**YOUR GOAL:** After locating the line that contains "Give me the", quote it and all lines after it through the end of the entries, and nothing more. Pictures stay out.

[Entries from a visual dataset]
-- Begin --

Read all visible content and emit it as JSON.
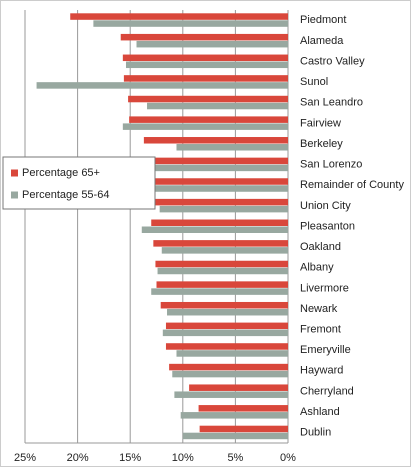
{
  "chart_data": {
    "type": "barh",
    "categories": [
      "Piedmont",
      "Alameda",
      "Castro Valley",
      "Sunol",
      "San Leandro",
      "Fairview",
      "Berkeley",
      "San Lorenzo",
      "Remainder of County",
      "Union City",
      "Pleasanton",
      "Oakland",
      "Albany",
      "Livermore",
      "Newark",
      "Fremont",
      "Emeryville",
      "Hayward",
      "Cherryland",
      "Ashland",
      "Dublin"
    ],
    "series": [
      {
        "name": "Percentage 65+",
        "color": "#d9473b",
        "values": [
          20.7,
          15.9,
          15.7,
          15.6,
          15.2,
          15.1,
          13.7,
          13.5,
          13.3,
          13.2,
          13.0,
          12.8,
          12.6,
          12.5,
          12.1,
          11.6,
          11.6,
          11.3,
          9.4,
          8.5,
          8.4
        ]
      },
      {
        "name": "Percentage 55-64",
        "color": "#98a8a0",
        "values": [
          18.5,
          14.4,
          15.4,
          23.9,
          13.4,
          15.7,
          10.6,
          13.1,
          13.0,
          12.2,
          13.9,
          12.0,
          12.4,
          13.0,
          11.5,
          11.9,
          10.6,
          11.0,
          10.8,
          10.2,
          10.0
        ]
      }
    ],
    "xlim": [
      25,
      0
    ],
    "xticks": [
      {
        "value": 25,
        "label": "25%"
      },
      {
        "value": 20,
        "label": "20%"
      },
      {
        "value": 15,
        "label": "15%"
      },
      {
        "value": 10,
        "label": "10%"
      },
      {
        "value": 5,
        "label": "5%"
      },
      {
        "value": 0,
        "label": "0%"
      }
    ],
    "grid": true
  }
}
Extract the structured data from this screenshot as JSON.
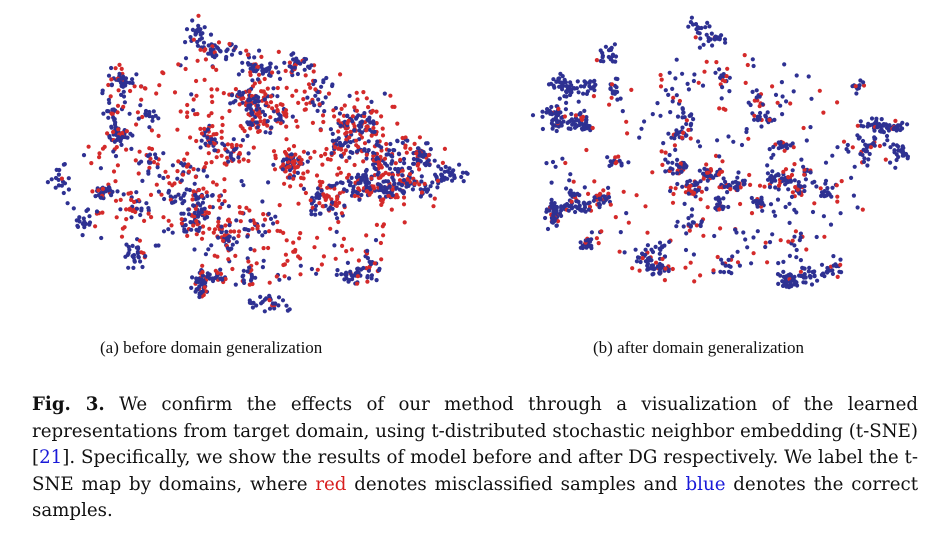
{
  "figure": {
    "colors": {
      "misclassified": "#d42a2a",
      "correct": "#2e3192"
    },
    "panels": [
      {
        "id": "a",
        "subcaption": "(a) before domain generalization"
      },
      {
        "id": "b",
        "subcaption": "(b) after domain generalization"
      }
    ]
  },
  "caption": {
    "label": "Fig. 3.",
    "part1": " We confirm the effects of our method through a visualization of the learned representations from target domain, using t-distributed stochastic neighbor embedding (t-SNE) [",
    "citation": "21",
    "part2": "]. Specifically, we show the results of model before and after DG respectively. We label the t-SNE map by domains, where ",
    "red_word": "red",
    "part3": " denotes misclassified samples and ",
    "blue_word": "blue",
    "part4": " denotes the correct samples."
  }
}
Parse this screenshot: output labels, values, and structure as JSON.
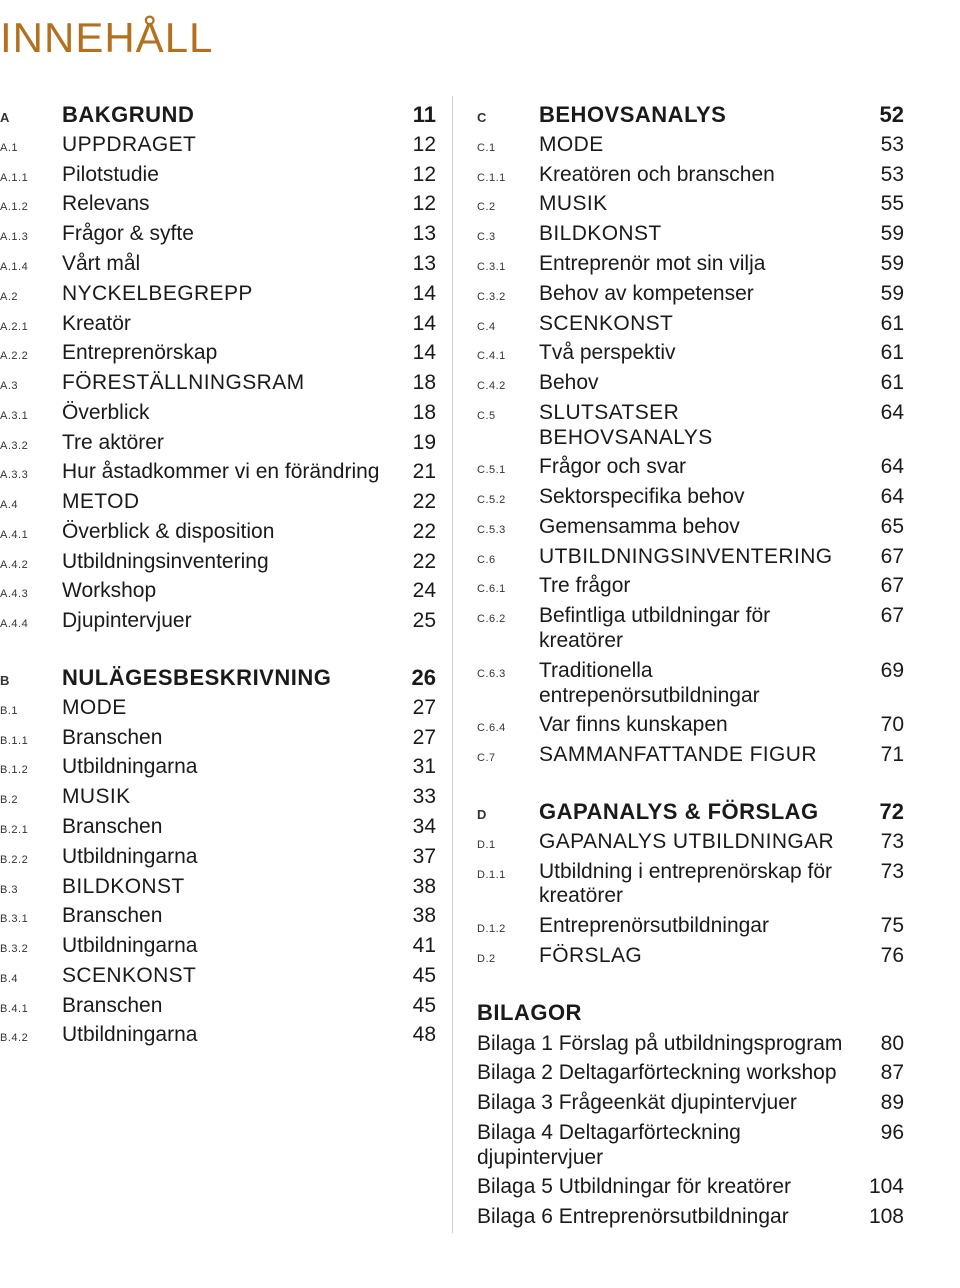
{
  "title": "INNEHÅLL",
  "colors": {
    "accent": "#b3711f",
    "text": "#1a1a1a",
    "divider": "#cfcfcf",
    "background": "#ffffff"
  },
  "left": [
    {
      "type": "top",
      "num": "A",
      "label": "BAKGRUND",
      "page": "11"
    },
    {
      "type": "sec",
      "num": "A.1",
      "label": "UPPDRAGET",
      "page": "12"
    },
    {
      "type": "sub",
      "num": "A.1.1",
      "label": "Pilotstudie",
      "page": "12"
    },
    {
      "type": "sub",
      "num": "A.1.2",
      "label": "Relevans",
      "page": "12"
    },
    {
      "type": "sub",
      "num": "A.1.3",
      "label": "Frågor & syfte",
      "page": "13"
    },
    {
      "type": "sub",
      "num": "A.1.4",
      "label": "Vårt mål",
      "page": "13"
    },
    {
      "type": "sec",
      "num": "A.2",
      "label": "NYCKELBEGREPP",
      "page": "14"
    },
    {
      "type": "sub",
      "num": "A.2.1",
      "label": "Kreatör",
      "page": "14"
    },
    {
      "type": "sub",
      "num": "A.2.2",
      "label": "Entreprenörskap",
      "page": "14"
    },
    {
      "type": "sec",
      "num": "A.3",
      "label": "FÖRESTÄLLNINGSRAM",
      "page": "18"
    },
    {
      "type": "sub",
      "num": "A.3.1",
      "label": "Överblick",
      "page": "18"
    },
    {
      "type": "sub",
      "num": "A.3.2",
      "label": "Tre aktörer",
      "page": "19"
    },
    {
      "type": "sub",
      "num": "A.3.3",
      "label": "Hur åstadkommer vi en förändring",
      "page": "21"
    },
    {
      "type": "sec",
      "num": "A.4",
      "label": "METOD",
      "page": "22"
    },
    {
      "type": "sub",
      "num": "A.4.1",
      "label": "Överblick & disposition",
      "page": "22"
    },
    {
      "type": "sub",
      "num": "A.4.2",
      "label": "Utbildningsinventering",
      "page": "22"
    },
    {
      "type": "sub",
      "num": "A.4.3",
      "label": "Workshop",
      "page": "24"
    },
    {
      "type": "sub",
      "num": "A.4.4",
      "label": "Djupintervjuer",
      "page": "25"
    },
    {
      "type": "gap"
    },
    {
      "type": "top",
      "num": "B",
      "label": "NULÄGESBESKRIVNING",
      "page": "26"
    },
    {
      "type": "sec",
      "num": "B.1",
      "label": "MODE",
      "page": "27"
    },
    {
      "type": "sub",
      "num": "B.1.1",
      "label": "Branschen",
      "page": "27"
    },
    {
      "type": "sub",
      "num": "B.1.2",
      "label": "Utbildningarna",
      "page": "31"
    },
    {
      "type": "sec",
      "num": "B.2",
      "label": "MUSIK",
      "page": "33"
    },
    {
      "type": "sub",
      "num": "B.2.1",
      "label": "Branschen",
      "page": "34"
    },
    {
      "type": "sub",
      "num": "B.2.2",
      "label": "Utbildningarna",
      "page": "37"
    },
    {
      "type": "sec",
      "num": "B.3",
      "label": "BILDKONST",
      "page": "38"
    },
    {
      "type": "sub",
      "num": "B.3.1",
      "label": "Branschen",
      "page": "38"
    },
    {
      "type": "sub",
      "num": "B.3.2",
      "label": "Utbildningarna",
      "page": "41"
    },
    {
      "type": "sec",
      "num": "B.4",
      "label": "SCENKONST",
      "page": "45"
    },
    {
      "type": "sub",
      "num": "B.4.1",
      "label": "Branschen",
      "page": "45"
    },
    {
      "type": "sub",
      "num": "B.4.2",
      "label": "Utbildningarna",
      "page": "48"
    }
  ],
  "right": [
    {
      "type": "top",
      "num": "C",
      "label": "BEHOVSANALYS",
      "page": "52"
    },
    {
      "type": "sec",
      "num": "C.1",
      "label": "MODE",
      "page": "53"
    },
    {
      "type": "sub",
      "num": "C.1.1",
      "label": "Kreatören och branschen",
      "page": "53"
    },
    {
      "type": "sec",
      "num": "C.2",
      "label": "MUSIK",
      "page": "55"
    },
    {
      "type": "sec",
      "num": "C.3",
      "label": "BILDKONST",
      "page": "59"
    },
    {
      "type": "sub",
      "num": "C.3.1",
      "label": "Entreprenör mot sin vilja",
      "page": "59"
    },
    {
      "type": "sub",
      "num": "C.3.2",
      "label": "Behov av kompetenser",
      "page": "59"
    },
    {
      "type": "sec",
      "num": "C.4",
      "label": "SCENKONST",
      "page": "61"
    },
    {
      "type": "sub",
      "num": "C.4.1",
      "label": "Två perspektiv",
      "page": "61"
    },
    {
      "type": "sub",
      "num": "C.4.2",
      "label": "Behov",
      "page": "61"
    },
    {
      "type": "sec",
      "num": "C.5",
      "label": "SLUTSATSER BEHOVSANALYS",
      "page": "64"
    },
    {
      "type": "sub",
      "num": "C.5.1",
      "label": "Frågor och svar",
      "page": "64"
    },
    {
      "type": "sub",
      "num": "C.5.2",
      "label": "Sektorspecifika behov",
      "page": "64"
    },
    {
      "type": "sub",
      "num": "C.5.3",
      "label": "Gemensamma behov",
      "page": "65"
    },
    {
      "type": "sec",
      "num": "C.6",
      "label": "UTBILDNINGSINVENTERING",
      "page": "67"
    },
    {
      "type": "sub",
      "num": "C.6.1",
      "label": "Tre frågor",
      "page": "67"
    },
    {
      "type": "sub",
      "num": "C.6.2",
      "label": "Befintliga utbildningar för kreatörer",
      "page": "67"
    },
    {
      "type": "sub",
      "num": "C.6.3",
      "label": "Traditionella entrepenörsutbildningar",
      "page": "69"
    },
    {
      "type": "sub",
      "num": "C.6.4",
      "label": "Var finns kunskapen",
      "page": "70"
    },
    {
      "type": "sec",
      "num": "C.7",
      "label": "SAMMANFATTANDE FIGUR",
      "page": "71"
    },
    {
      "type": "gap"
    },
    {
      "type": "top",
      "num": "D",
      "label": "GAPANALYS & FÖRSLAG",
      "page": "72"
    },
    {
      "type": "sec",
      "num": "D.1",
      "label": "GAPANALYS UTBILDNINGAR",
      "page": "73"
    },
    {
      "type": "sub",
      "num": "D.1.1",
      "label": "Utbildning i entreprenörskap för kreatörer",
      "page": "73"
    },
    {
      "type": "sub",
      "num": "D.1.2",
      "label": "Entreprenörsutbildningar",
      "page": "75"
    },
    {
      "type": "sec",
      "num": "D.2",
      "label": "FÖRSLAG",
      "page": "76"
    }
  ],
  "appendix": {
    "heading": "BILAGOR",
    "items": [
      {
        "label": "Bilaga 1 Förslag på utbildningsprogram",
        "page": "80"
      },
      {
        "label": "Bilaga 2 Deltagarförteckning workshop",
        "page": "87"
      },
      {
        "label": "Bilaga 3 Frågeenkät djupintervjuer",
        "page": "89"
      },
      {
        "label": "Bilaga 4 Deltagarförteckning djupintervjuer",
        "page": "96"
      },
      {
        "label": "Bilaga 5 Utbildningar för kreatörer",
        "page": "104"
      },
      {
        "label": "Bilaga 6 Entreprenörsutbildningar",
        "page": "108"
      }
    ]
  }
}
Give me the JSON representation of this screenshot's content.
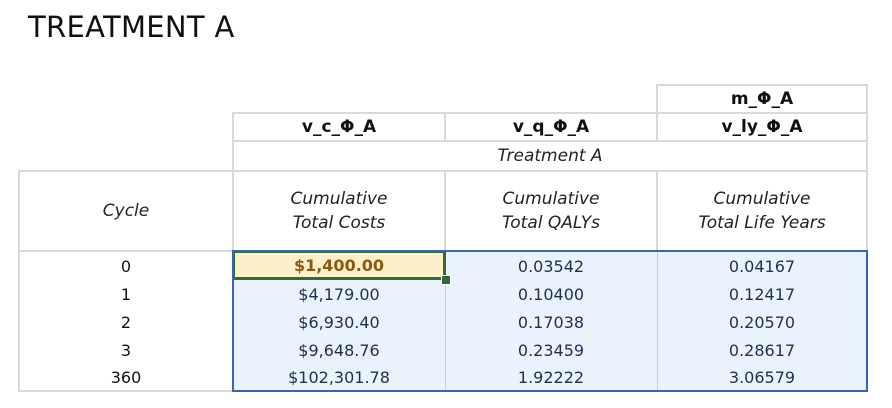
{
  "title": "TREATMENT A",
  "matrix_label": "m_Φ_A",
  "columns": [
    {
      "var": "v_c_Φ_A",
      "line1": "Cumulative",
      "line2": "Total Costs"
    },
    {
      "var": "v_q_Φ_A",
      "line1": "Cumulative",
      "line2": "Total QALYs"
    },
    {
      "var": "v_ly_Φ_A",
      "line1": "Cumulative",
      "line2": "Total Life Years"
    }
  ],
  "group_label": "Treatment A",
  "cycle_header": "Cycle",
  "rows": [
    {
      "cycle": "0",
      "cost": "$1,400.00",
      "qaly": "0.03542",
      "ly": "0.04167"
    },
    {
      "cycle": "1",
      "cost": "$4,179.00",
      "qaly": "0.10400",
      "ly": "0.12417"
    },
    {
      "cycle": "2",
      "cost": "$6,930.40",
      "qaly": "0.17038",
      "ly": "0.20570"
    },
    {
      "cycle": "3",
      "cost": "$9,648.76",
      "qaly": "0.23459",
      "ly": "0.28617"
    },
    {
      "cycle": "360",
      "cost": "$102,301.78",
      "qaly": "1.92222",
      "ly": "3.06579"
    }
  ],
  "colors": {
    "selection_border": "#3a63b0",
    "selection_fill": "#eaf3fb",
    "active_cell_border": "#2f6b3c",
    "active_cell_fill": "#fdefc8",
    "active_cell_text": "#8a5a12",
    "grid": "#d9d9d9"
  }
}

-- End --

**RESPONSE TO THE EXERCISE:**
Give me the JSON representation of this screenshot's content.
{
  "title": "TREATMENT A",
  "matrix_label": "m_Φ_A",
  "columns": [
    {
      "var": "v_c_Φ_A",
      "line1": "Cumulative",
      "line2": "Total Costs"
    },
    {
      "var": "v_q_Φ_A",
      "line1": "Cumulative",
      "line2": "Total QALYs"
    },
    {
      "var": "v_ly_Φ_A",
      "line1": "Cumulative",
      "line2": "Total Life Years"
    }
  ],
  "group_label": "Treatment A",
  "cycle_header": "Cycle",
  "rows": [
    {
      "cycle": "0",
      "cost": "$1,400.00",
      "qaly": "0.03542",
      "ly": "0.04167"
    },
    {
      "cycle": "1",
      "cost": "$4,179.00",
      "qaly": "0.10400",
      "ly": "0.12417"
    },
    {
      "cycle": "2",
      "cost": "$6,930.40",
      "qaly": "0.17038",
      "ly": "0.20570"
    },
    {
      "cycle": "3",
      "cost": "$9,648.76",
      "qaly": "0.23459",
      "ly": "0.28617"
    },
    {
      "cycle": "360",
      "cost": "$102,301.78",
      "qaly": "1.92222",
      "ly": "3.06579"
    }
  ],
  "colors": {
    "selection_border": "#3a63b0",
    "selection_fill": "#eaf3fb",
    "active_cell_border": "#2f6b3c",
    "active_cell_fill": "#fdefc8",
    "active_cell_text": "#8a5a12",
    "grid": "#d9d9d9"
  }
}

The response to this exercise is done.